*** DATA ENTRIES
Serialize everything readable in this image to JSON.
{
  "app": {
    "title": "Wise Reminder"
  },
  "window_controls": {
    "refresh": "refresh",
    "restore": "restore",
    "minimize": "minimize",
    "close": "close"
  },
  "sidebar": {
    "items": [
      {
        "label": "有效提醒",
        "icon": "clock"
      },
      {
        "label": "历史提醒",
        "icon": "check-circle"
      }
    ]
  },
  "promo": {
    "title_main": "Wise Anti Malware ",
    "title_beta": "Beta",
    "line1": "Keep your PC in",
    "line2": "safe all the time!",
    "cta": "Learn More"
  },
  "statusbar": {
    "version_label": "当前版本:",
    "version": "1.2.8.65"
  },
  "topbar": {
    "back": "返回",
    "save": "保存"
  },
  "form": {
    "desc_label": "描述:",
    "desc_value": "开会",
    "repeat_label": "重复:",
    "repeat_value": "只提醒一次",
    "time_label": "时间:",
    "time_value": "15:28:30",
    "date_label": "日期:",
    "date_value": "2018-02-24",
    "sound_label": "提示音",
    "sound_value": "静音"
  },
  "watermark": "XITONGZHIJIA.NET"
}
******
▶ _THE REQUEST_
Output every entry shown above, exactly.

▶ _FINAL RESULT_
Serialize everything readable in this image to JSON.
{
  "app": {
    "title": "Wise Reminder"
  },
  "window_controls": {
    "refresh": "refresh",
    "restore": "restore",
    "minimize": "minimize",
    "close": "close"
  },
  "sidebar": {
    "items": [
      {
        "label": "有效提醒",
        "icon": "clock"
      },
      {
        "label": "历史提醒",
        "icon": "check-circle"
      }
    ]
  },
  "promo": {
    "title_main": "Wise Anti Malware ",
    "title_beta": "Beta",
    "line1": "Keep your PC in",
    "line2": "safe all the time!",
    "cta": "Learn More"
  },
  "statusbar": {
    "version_label": "当前版本:",
    "version": "1.2.8.65"
  },
  "topbar": {
    "back": "返回",
    "save": "保存"
  },
  "form": {
    "desc_label": "描述:",
    "desc_value": "开会",
    "repeat_label": "重复:",
    "repeat_value": "只提醒一次",
    "time_label": "时间:",
    "time_value": "15:28:30",
    "date_label": "日期:",
    "date_value": "2018-02-24",
    "sound_label": "提示音",
    "sound_value": "静音"
  },
  "watermark": "XITONGZHIJIA.NET"
}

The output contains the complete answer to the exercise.